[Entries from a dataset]
▼

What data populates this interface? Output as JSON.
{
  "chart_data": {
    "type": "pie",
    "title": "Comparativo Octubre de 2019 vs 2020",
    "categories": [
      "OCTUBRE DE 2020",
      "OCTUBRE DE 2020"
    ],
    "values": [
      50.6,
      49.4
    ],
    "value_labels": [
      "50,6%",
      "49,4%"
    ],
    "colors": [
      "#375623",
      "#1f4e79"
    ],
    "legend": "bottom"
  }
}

▲

__OBJECTIVE__.
Copy all of the data exactly.

__RESULT FOR THIS EXERCISE__.
What data populates this interface? Output as JSON.
{
  "chart_data": {
    "type": "pie",
    "title": "Comparativo Octubre de 2019 vs 2020",
    "categories": [
      "OCTUBRE DE 2020",
      "OCTUBRE DE 2020"
    ],
    "values": [
      50.6,
      49.4
    ],
    "value_labels": [
      "50,6%",
      "49,4%"
    ],
    "colors": [
      "#375623",
      "#1f4e79"
    ],
    "legend": "bottom"
  }
}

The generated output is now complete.